* Start GIVEN ENTRIES *

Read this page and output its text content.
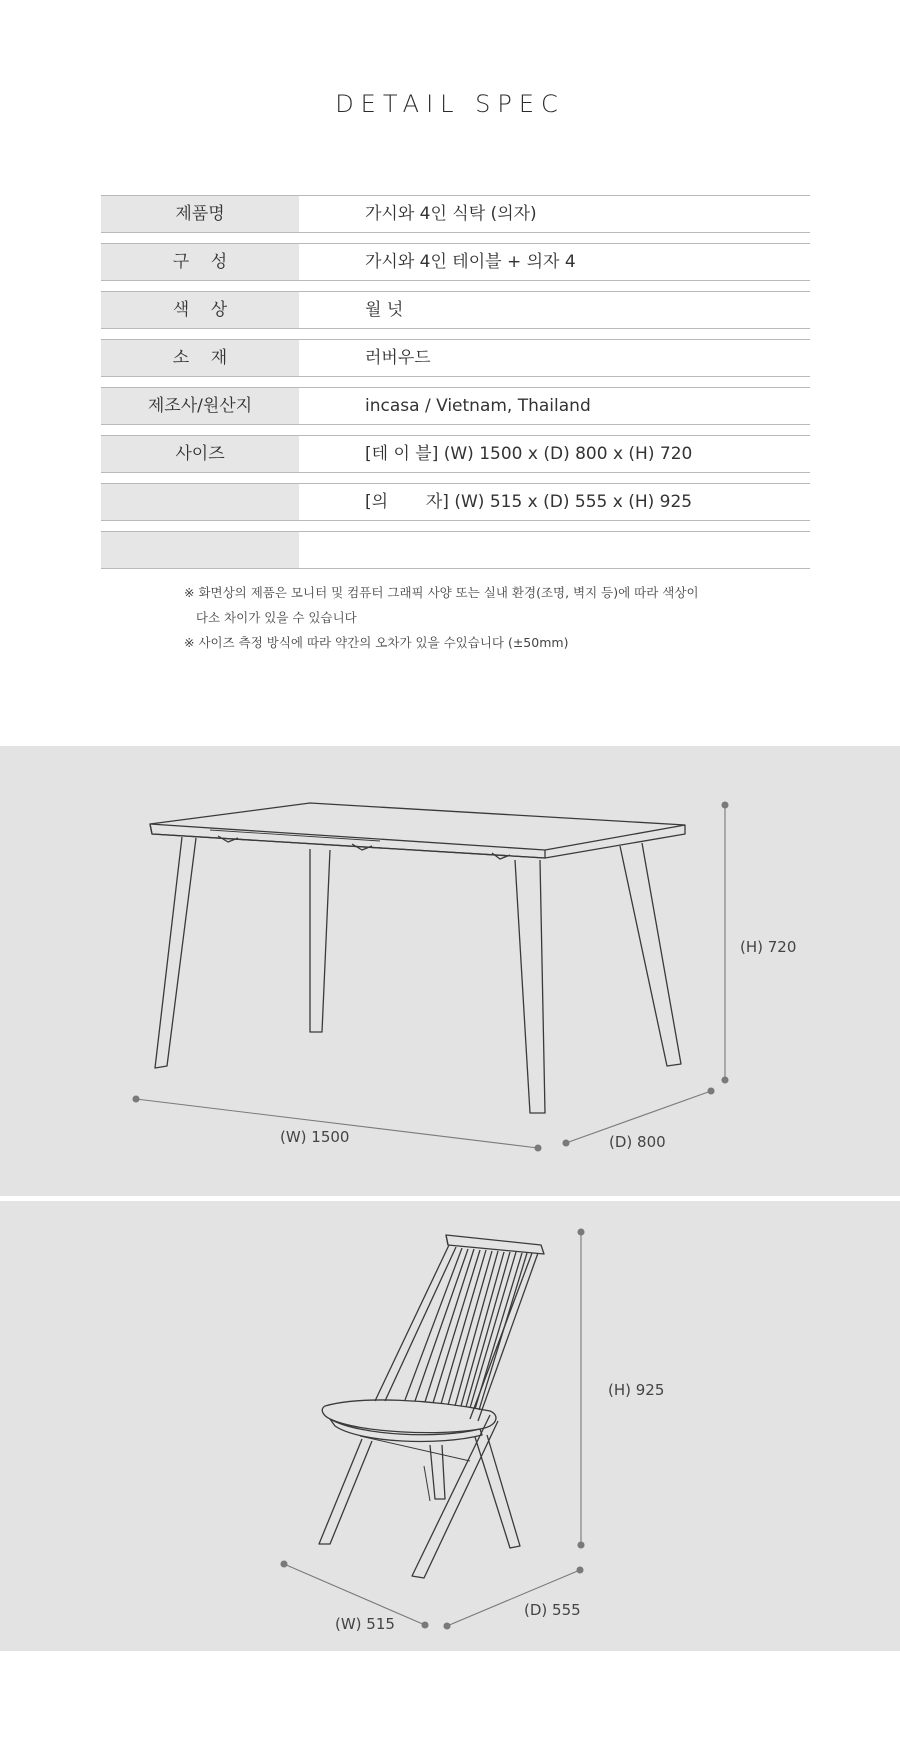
DETAIL SPEC
제품명	가시와 4인 식탁 (의자)
구    성	가시와 4인 테이블 + 의자 4
색    상	월 넛
소    재	러버우드
제조사/원산지	incasa / Vietnam, Thailand
사이즈	[테 이 블] (W) 1500 x (D) 800 x (H) 720
[의       자] (W) 515 x (D) 555 x (H) 925
※ 화면상의 제품은 모니터 및 컴퓨터 그래픽 사양 또는 실내 환경(조명, 벽지 등)에 따라 색상이
다소 차이가 있을 수 있습니다
※ 사이즈 측정 방식에 따라 약간의 오차가 있을 수있습니다 (±50mm)
(H) 720
(W) 1500	(D) 800
(H) 925
(W) 515
(D) 555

* End GIVEN ENTRIES *

Repeat each entry precisely as it appears. Leave the pictures out.

Read this page and output its text content.
DETAIL SPEC
제품명	가시와 4인 식탁 (의자)
구    성	가시와 4인 테이블 + 의자 4
색    상	월 넛
소    재	러버우드
제조사/원산지	incasa / Vietnam, Thailand
사이즈	[테 이 블] (W) 1500 x (D) 800 x (H) 720
[의       자] (W) 515 x (D) 555 x (H) 925
※ 화면상의 제품은 모니터 및 컴퓨터 그래픽 사양 또는 실내 환경(조명, 벽지 등)에 따라 색상이
다소 차이가 있을 수 있습니다
※ 사이즈 측정 방식에 따라 약간의 오차가 있을 수있습니다 (±50mm)
(H) 720
(W) 1500	(D) 800
(H) 925
(W) 515
(D) 555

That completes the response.